Dataset records
* * *

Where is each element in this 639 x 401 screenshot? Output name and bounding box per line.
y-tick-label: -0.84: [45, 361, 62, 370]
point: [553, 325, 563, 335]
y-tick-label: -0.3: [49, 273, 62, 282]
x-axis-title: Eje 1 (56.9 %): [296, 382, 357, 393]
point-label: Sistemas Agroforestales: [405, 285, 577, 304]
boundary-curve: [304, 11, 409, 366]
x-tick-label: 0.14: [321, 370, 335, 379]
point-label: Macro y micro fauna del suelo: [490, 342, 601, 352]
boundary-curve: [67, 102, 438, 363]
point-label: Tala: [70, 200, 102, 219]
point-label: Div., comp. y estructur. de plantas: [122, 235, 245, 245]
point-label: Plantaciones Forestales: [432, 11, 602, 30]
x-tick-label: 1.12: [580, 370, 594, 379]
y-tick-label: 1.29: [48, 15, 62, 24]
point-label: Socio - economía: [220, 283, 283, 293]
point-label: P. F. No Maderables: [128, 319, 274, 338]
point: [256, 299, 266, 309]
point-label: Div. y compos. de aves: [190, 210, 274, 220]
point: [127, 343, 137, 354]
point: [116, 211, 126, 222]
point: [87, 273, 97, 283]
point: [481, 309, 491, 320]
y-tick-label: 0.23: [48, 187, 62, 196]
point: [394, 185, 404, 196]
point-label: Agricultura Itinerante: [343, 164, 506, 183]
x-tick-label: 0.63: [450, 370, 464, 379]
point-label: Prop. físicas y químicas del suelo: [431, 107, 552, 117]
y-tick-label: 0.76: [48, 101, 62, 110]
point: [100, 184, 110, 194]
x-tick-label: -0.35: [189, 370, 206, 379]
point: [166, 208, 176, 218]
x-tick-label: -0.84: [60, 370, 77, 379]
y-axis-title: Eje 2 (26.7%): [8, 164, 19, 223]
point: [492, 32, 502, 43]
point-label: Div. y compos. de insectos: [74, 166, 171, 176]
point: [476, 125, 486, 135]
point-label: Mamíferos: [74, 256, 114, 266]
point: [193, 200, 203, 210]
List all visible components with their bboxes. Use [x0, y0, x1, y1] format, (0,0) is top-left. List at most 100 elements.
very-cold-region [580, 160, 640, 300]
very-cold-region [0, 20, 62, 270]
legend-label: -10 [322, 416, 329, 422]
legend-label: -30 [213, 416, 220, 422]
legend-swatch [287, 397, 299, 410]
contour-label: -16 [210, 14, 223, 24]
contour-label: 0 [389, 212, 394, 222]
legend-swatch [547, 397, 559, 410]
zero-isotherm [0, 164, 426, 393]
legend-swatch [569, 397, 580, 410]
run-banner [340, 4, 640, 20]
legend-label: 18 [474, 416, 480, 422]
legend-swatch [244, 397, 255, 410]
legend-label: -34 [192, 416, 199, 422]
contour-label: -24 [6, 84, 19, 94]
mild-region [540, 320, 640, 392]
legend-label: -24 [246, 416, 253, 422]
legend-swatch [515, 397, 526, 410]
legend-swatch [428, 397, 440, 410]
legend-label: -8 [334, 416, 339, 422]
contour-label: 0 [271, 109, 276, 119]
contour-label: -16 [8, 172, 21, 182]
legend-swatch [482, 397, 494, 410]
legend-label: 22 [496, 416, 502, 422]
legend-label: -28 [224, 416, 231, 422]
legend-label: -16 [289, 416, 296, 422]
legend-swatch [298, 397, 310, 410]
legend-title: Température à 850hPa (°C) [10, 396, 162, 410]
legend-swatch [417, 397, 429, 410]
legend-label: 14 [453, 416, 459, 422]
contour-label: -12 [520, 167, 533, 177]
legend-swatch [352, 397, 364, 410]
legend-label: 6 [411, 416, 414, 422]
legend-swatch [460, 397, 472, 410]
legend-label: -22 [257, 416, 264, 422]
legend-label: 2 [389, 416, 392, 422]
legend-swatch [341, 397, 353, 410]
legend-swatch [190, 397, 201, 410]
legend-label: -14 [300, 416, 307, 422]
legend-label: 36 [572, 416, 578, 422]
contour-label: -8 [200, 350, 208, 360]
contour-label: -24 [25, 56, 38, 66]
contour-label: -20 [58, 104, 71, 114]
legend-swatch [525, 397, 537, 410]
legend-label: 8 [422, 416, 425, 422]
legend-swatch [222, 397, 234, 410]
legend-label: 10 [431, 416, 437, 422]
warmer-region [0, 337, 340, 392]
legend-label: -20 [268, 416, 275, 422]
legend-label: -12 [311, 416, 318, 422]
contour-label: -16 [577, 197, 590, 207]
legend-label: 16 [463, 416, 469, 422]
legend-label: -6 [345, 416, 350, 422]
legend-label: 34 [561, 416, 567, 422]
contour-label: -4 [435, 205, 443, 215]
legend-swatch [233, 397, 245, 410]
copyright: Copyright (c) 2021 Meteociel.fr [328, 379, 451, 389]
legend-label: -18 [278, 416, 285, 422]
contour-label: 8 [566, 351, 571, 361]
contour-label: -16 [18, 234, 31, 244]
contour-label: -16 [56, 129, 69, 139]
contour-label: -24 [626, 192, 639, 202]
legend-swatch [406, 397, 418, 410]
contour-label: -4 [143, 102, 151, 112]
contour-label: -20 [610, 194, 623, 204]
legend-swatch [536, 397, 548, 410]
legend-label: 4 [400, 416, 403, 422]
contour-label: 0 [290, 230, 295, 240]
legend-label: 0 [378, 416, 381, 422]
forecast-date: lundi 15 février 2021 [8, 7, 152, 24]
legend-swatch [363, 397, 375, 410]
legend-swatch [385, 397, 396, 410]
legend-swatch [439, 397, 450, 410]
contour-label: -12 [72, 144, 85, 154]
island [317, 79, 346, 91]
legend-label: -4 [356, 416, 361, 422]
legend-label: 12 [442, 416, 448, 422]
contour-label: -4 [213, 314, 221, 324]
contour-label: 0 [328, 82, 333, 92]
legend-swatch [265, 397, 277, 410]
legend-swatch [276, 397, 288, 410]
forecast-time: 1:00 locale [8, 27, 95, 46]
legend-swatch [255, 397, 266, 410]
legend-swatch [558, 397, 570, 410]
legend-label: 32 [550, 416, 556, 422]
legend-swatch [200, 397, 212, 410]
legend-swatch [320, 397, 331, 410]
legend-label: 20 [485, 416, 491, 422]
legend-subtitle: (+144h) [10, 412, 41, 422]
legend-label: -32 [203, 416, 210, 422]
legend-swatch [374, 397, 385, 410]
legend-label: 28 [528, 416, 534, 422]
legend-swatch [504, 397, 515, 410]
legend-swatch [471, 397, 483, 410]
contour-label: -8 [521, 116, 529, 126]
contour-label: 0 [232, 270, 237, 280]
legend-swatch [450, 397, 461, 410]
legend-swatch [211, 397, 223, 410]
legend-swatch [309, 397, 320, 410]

* * *

# [Exercise details]
Copy out each line of the records above that contains the string "very". The match is case-sensitive.

# [Output of the task]
very-cold-region [580, 160, 640, 300]
very-cold-region [0, 20, 62, 270]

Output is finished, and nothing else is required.